- [EXERCISE AIM]
Quote the whole listing word for word, please.

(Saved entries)
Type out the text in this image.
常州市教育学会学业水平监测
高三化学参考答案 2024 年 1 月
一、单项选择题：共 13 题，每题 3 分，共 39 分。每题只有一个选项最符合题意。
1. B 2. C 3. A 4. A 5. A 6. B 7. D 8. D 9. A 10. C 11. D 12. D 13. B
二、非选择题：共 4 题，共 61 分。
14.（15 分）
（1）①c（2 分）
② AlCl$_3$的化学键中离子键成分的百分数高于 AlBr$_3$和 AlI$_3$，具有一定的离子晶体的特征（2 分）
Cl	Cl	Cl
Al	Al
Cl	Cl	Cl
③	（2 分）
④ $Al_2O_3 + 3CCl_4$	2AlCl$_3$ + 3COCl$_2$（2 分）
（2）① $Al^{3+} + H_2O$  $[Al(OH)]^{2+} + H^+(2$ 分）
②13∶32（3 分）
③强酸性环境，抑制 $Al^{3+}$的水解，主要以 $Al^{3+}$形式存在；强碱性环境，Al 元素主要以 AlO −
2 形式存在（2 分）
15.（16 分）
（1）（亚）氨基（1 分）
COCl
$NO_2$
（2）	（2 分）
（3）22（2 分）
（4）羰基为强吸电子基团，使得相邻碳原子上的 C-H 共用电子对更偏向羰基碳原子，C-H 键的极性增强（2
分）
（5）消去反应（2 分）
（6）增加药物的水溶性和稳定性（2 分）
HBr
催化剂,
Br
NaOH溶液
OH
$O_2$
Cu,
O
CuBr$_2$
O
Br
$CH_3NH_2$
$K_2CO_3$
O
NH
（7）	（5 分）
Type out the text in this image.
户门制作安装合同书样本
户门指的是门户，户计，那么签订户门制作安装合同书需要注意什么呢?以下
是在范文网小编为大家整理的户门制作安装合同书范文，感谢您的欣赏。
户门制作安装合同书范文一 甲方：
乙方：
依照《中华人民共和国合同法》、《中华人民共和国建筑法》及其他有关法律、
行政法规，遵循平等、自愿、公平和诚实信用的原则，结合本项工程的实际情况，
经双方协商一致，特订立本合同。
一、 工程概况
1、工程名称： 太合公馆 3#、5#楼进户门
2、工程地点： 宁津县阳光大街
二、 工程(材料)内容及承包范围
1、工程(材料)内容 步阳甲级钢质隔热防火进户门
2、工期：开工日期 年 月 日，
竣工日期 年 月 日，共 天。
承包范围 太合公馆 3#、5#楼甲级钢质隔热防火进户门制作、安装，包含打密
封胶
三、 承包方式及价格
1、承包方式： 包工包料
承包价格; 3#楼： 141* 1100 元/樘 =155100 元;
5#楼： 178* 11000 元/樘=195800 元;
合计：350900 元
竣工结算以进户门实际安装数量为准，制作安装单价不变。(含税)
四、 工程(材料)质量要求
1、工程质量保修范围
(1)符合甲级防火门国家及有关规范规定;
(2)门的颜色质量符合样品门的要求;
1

- [OUTPUT BELOW]
Type out the text in this image.
常州市教育学会学业水平监测
高三化学参考答案 2024 年 1 月
一、单项选择题：共 13 题，每题 3 分，共 39 分。每题只有一个选项最符合题意。
1. B 2. C 3. A 4. A 5. A 6. B 7. D 8. D 9. A 10. C 11. D 12. D 13. B
二、非选择题：共 4 题，共 61 分。
14.（15 分）
（1）①c（2 分）
② AlCl$_3$的化学键中离子键成分的百分数高于 AlBr$_3$和 AlI$_3$，具有一定的离子晶体的特征（2 分）
Cl	Cl	Cl
Al	Al
Cl	Cl	Cl
③	（2 分）
④ $Al_2O_3 + 3CCl_4$	2AlCl$_3$ + 3COCl$_2$（2 分）
（2）① $Al^{3+} + H_2O$  $[Al(OH)]^{2+} + H^+(2$ 分）
②13∶32（3 分）
③强酸性环境，抑制 $Al^{3+}$的水解，主要以 $Al^{3+}$形式存在；强碱性环境，Al 元素主要以 AlO −
2 形式存在（2 分）
15.（16 分）
（1）（亚）氨基（1 分）
COCl
$NO_2$
（2）	（2 分）
（3）22（2 分）
（4）羰基为强吸电子基团，使得相邻碳原子上的 C-H 共用电子对更偏向羰基碳原子，C-H 键的极性增强（2
分）
（5）消去反应（2 分）
（6）增加药物的水溶性和稳定性（2 分）
HBr
催化剂,
Br
NaOH溶液
OH
$O_2$
Cu,
O
CuBr$_2$
O
Br
$CH_3NH_2$
$K_2CO_3$
O
NH
（7）	（5 分）
Type out the text in this image.
户门制作安装合同书样本
户门指的是门户，户计，那么签订户门制作安装合同书需要注意什么呢?以下
是在范文网小编为大家整理的户门制作安装合同书范文，感谢您的欣赏。
户门制作安装合同书范文一 甲方：
乙方：
依照《中华人民共和国合同法》、《中华人民共和国建筑法》及其他有关法律、
行政法规，遵循平等、自愿、公平和诚实信用的原则，结合本项工程的实际情况，
经双方协商一致，特订立本合同。
一、 工程概况
1、工程名称： 太合公馆 3#、5#楼进户门
2、工程地点： 宁津县阳光大街
二、 工程(材料)内容及承包范围
1、工程(材料)内容 步阳甲级钢质隔热防火进户门
2、工期：开工日期 年 月 日，
竣工日期 年 月 日，共 天。
承包范围 太合公馆 3#、5#楼甲级钢质隔热防火进户门制作、安装，包含打密
封胶
三、 承包方式及价格
1、承包方式： 包工包料
承包价格; 3#楼： 141* 1100 元/樘 =155100 元;
5#楼： 178* 11000 元/樘=195800 元;
合计：350900 元
竣工结算以进户门实际安装数量为准，制作安装单价不变。(含税)
四、 工程(材料)质量要求
1、工程质量保修范围
(1)符合甲级防火门国家及有关规范规定;
(2)门的颜色质量符合样品门的要求;
1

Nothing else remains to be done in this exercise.